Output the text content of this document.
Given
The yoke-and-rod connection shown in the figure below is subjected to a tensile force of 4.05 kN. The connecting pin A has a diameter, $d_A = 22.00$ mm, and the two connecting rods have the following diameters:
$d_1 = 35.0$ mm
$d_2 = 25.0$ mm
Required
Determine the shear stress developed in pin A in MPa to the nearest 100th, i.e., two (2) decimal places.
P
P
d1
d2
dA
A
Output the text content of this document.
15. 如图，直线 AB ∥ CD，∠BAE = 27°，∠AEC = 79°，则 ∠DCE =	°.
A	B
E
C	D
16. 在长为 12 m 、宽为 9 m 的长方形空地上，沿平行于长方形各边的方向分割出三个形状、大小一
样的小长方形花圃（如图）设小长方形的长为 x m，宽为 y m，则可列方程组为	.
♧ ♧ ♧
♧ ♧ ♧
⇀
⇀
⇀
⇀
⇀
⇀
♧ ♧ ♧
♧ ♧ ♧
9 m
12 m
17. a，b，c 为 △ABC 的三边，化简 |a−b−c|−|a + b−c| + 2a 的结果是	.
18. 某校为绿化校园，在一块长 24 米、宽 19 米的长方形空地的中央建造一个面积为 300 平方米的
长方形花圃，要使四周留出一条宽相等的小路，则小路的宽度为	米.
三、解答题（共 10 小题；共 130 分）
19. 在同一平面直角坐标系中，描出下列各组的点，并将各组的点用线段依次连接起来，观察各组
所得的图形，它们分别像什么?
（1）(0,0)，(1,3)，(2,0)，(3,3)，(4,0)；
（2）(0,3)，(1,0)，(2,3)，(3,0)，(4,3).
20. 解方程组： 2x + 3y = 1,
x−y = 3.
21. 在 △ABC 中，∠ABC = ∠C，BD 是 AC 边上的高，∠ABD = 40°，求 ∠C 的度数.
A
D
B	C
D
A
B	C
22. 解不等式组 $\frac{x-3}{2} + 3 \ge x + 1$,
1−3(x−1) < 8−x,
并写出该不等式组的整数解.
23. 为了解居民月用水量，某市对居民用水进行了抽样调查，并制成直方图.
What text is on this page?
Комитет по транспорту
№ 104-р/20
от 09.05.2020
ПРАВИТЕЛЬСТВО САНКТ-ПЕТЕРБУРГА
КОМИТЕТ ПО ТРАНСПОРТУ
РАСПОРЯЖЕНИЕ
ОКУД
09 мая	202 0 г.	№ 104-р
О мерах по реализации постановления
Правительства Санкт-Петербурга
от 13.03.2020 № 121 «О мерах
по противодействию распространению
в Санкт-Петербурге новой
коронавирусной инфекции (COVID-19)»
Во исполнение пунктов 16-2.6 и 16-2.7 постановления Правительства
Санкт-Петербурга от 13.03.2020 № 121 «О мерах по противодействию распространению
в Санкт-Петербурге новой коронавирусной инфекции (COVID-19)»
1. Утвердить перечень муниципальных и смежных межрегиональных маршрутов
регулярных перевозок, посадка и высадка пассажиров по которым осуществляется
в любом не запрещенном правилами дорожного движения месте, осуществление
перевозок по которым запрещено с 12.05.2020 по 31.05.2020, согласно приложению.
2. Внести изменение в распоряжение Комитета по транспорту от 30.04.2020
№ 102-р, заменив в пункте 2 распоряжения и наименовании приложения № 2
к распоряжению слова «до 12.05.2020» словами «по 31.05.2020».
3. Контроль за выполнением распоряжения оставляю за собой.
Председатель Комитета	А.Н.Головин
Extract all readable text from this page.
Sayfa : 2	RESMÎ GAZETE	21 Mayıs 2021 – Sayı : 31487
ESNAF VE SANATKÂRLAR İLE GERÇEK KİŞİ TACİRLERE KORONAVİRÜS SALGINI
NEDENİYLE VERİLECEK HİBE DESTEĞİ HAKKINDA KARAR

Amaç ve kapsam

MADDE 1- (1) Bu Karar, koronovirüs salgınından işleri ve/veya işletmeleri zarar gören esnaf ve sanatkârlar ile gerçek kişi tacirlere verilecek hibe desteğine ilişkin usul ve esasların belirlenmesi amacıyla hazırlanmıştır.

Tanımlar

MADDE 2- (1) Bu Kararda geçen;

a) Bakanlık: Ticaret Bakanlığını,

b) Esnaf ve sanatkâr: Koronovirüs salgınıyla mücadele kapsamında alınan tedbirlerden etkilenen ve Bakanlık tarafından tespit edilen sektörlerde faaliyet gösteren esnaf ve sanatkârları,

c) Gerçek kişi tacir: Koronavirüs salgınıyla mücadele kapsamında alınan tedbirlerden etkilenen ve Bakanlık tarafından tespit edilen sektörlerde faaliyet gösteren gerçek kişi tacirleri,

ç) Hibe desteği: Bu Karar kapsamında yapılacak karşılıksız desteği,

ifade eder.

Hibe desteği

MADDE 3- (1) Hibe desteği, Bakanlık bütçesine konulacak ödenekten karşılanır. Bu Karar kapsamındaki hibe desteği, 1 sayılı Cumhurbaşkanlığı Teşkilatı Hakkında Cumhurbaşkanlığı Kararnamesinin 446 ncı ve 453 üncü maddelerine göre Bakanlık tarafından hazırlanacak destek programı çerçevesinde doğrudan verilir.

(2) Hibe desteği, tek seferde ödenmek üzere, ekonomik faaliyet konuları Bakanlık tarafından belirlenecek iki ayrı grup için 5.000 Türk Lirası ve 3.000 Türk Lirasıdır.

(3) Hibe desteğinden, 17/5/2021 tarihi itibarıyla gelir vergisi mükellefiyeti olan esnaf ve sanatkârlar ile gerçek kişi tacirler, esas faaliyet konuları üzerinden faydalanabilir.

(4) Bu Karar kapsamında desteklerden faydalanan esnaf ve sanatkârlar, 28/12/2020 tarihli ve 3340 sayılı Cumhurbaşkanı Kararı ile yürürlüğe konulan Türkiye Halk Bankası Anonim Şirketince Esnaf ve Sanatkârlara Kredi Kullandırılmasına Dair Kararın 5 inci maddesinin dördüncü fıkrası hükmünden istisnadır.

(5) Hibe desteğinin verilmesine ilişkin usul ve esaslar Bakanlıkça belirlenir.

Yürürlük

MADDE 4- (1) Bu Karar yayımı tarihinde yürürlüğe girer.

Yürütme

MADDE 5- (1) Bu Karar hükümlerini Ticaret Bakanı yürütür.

-------

→ Required work
Output the listing above exactly as it appears.

→ Response
Output the text content of this document.
Given
The yoke-and-rod connection shown in the figure below is subjected to a tensile force of 4.05 kN. The connecting pin A has a diameter, $d_A = 22.00$ mm, and the two connecting rods have the following diameters:
$d_1 = 35.0$ mm
$d_2 = 25.0$ mm
Required
Determine the shear stress developed in pin A in MPa to the nearest 100th, i.e., two (2) decimal places.
P
P
d1
d2
dA
A
Output the text content of this document.
15. 如图，直线 AB ∥ CD，∠BAE = 27°，∠AEC = 79°，则 ∠DCE =	°.
A	B
E
C	D
16. 在长为 12 m 、宽为 9 m 的长方形空地上，沿平行于长方形各边的方向分割出三个形状、大小一
样的小长方形花圃（如图）设小长方形的长为 x m，宽为 y m，则可列方程组为	.
♧ ♧ ♧
♧ ♧ ♧
⇀
⇀
⇀
⇀
⇀
⇀
♧ ♧ ♧
♧ ♧ ♧
9 m
12 m
17. a，b，c 为 △ABC 的三边，化简 |a−b−c|−|a + b−c| + 2a 的结果是	.
18. 某校为绿化校园，在一块长 24 米、宽 19 米的长方形空地的中央建造一个面积为 300 平方米的
长方形花圃，要使四周留出一条宽相等的小路，则小路的宽度为	米.
三、解答题（共 10 小题；共 130 分）
19. 在同一平面直角坐标系中，描出下列各组的点，并将各组的点用线段依次连接起来，观察各组
所得的图形，它们分别像什么?
（1）(0,0)，(1,3)，(2,0)，(3,3)，(4,0)；
（2）(0,3)，(1,0)，(2,3)，(3,0)，(4,3).
20. 解方程组： 2x + 3y = 1,
x−y = 3.
21. 在 △ABC 中，∠ABC = ∠C，BD 是 AC 边上的高，∠ABD = 40°，求 ∠C 的度数.
A
D
B	C
D
A
B	C
22. 解不等式组 $\frac{x-3}{2} + 3 \ge x + 1$,
1−3(x−1) < 8−x,
并写出该不等式组的整数解.
23. 为了解居民月用水量，某市对居民用水进行了抽样调查，并制成直方图.
What text is on this page?
Комитет по транспорту
№ 104-р/20
от 09.05.2020
ПРАВИТЕЛЬСТВО САНКТ-ПЕТЕРБУРГА
КОМИТЕТ ПО ТРАНСПОРТУ
РАСПОРЯЖЕНИЕ
ОКУД
09 мая	202 0 г.	№ 104-р
О мерах по реализации постановления
Правительства Санкт-Петербурга
от 13.03.2020 № 121 «О мерах
по противодействию распространению
в Санкт-Петербурге новой
коронавирусной инфекции (COVID-19)»
Во исполнение пунктов 16-2.6 и 16-2.7 постановления Правительства
Санкт-Петербурга от 13.03.2020 № 121 «О мерах по противодействию распространению
в Санкт-Петербурге новой коронавирусной инфекции (COVID-19)»
1. Утвердить перечень муниципальных и смежных межрегиональных маршрутов
регулярных перевозок, посадка и высадка пассажиров по которым осуществляется
в любом не запрещенном правилами дорожного движения месте, осуществление
перевозок по которым запрещено с 12.05.2020 по 31.05.2020, согласно приложению.
2. Внести изменение в распоряжение Комитета по транспорту от 30.04.2020
№ 102-р, заменив в пункте 2 распоряжения и наименовании приложения № 2
к распоряжению слова «до 12.05.2020» словами «по 31.05.2020».
3. Контроль за выполнением распоряжения оставляю за собой.
Председатель Комитета	А.Н.Головин
Extract all readable text from this page.
Sayfa : 2	RESMÎ GAZETE	21 Mayıs 2021 – Sayı : 31487
ESNAF VE SANATKÂRLAR İLE GERÇEK KİŞİ TACİRLERE KORONAVİRÜS SALGINI
NEDENİYLE VERİLECEK HİBE DESTEĞİ HAKKINDA KARAR

Amaç ve kapsam

MADDE 1- (1) Bu Karar, koronovirüs salgınından işleri ve/veya işletmeleri zarar gören esnaf ve sanatkârlar ile gerçek kişi tacirlere verilecek hibe desteğine ilişkin usul ve esasların belirlenmesi amacıyla hazırlanmıştır.

Tanımlar

MADDE 2- (1) Bu Kararda geçen;

a) Bakanlık: Ticaret Bakanlığını,

b) Esnaf ve sanatkâr: Koronovirüs salgınıyla mücadele kapsamında alınan tedbirlerden etkilenen ve Bakanlık tarafından tespit edilen sektörlerde faaliyet gösteren esnaf ve sanatkârları,

c) Gerçek kişi tacir: Koronavirüs salgınıyla mücadele kapsamında alınan tedbirlerden etkilenen ve Bakanlık tarafından tespit edilen sektörlerde faaliyet gösteren gerçek kişi tacirleri,

ç) Hibe desteği: Bu Karar kapsamında yapılacak karşılıksız desteği,

ifade eder.

Hibe desteği

MADDE 3- (1) Hibe desteği, Bakanlık bütçesine konulacak ödenekten karşılanır. Bu Karar kapsamındaki hibe desteği, 1 sayılı Cumhurbaşkanlığı Teşkilatı Hakkında Cumhurbaşkanlığı Kararnamesinin 446 ncı ve 453 üncü maddelerine göre Bakanlık tarafından hazırlanacak destek programı çerçevesinde doğrudan verilir.

(2) Hibe desteği, tek seferde ödenmek üzere, ekonomik faaliyet konuları Bakanlık tarafından belirlenecek iki ayrı grup için 5.000 Türk Lirası ve 3.000 Türk Lirasıdır.

(3) Hibe desteğinden, 17/5/2021 tarihi itibarıyla gelir vergisi mükellefiyeti olan esnaf ve sanatkârlar ile gerçek kişi tacirler, esas faaliyet konuları üzerinden faydalanabilir.

(4) Bu Karar kapsamında desteklerden faydalanan esnaf ve sanatkârlar, 28/12/2020 tarihli ve 3340 sayılı Cumhurbaşkanı Kararı ile yürürlüğe konulan Türkiye Halk Bankası Anonim Şirketince Esnaf ve Sanatkârlara Kredi Kullandırılmasına Dair Kararın 5 inci maddesinin dördüncü fıkrası hükmünden istisnadır.

(5) Hibe desteğinin verilmesine ilişkin usul ve esaslar Bakanlıkça belirlenir.

Yürürlük

MADDE 4- (1) Bu Karar yayımı tarihinde yürürlüğe girer.

Yürütme

MADDE 5- (1) Bu Karar hükümlerini Ticaret Bakanı yürütür.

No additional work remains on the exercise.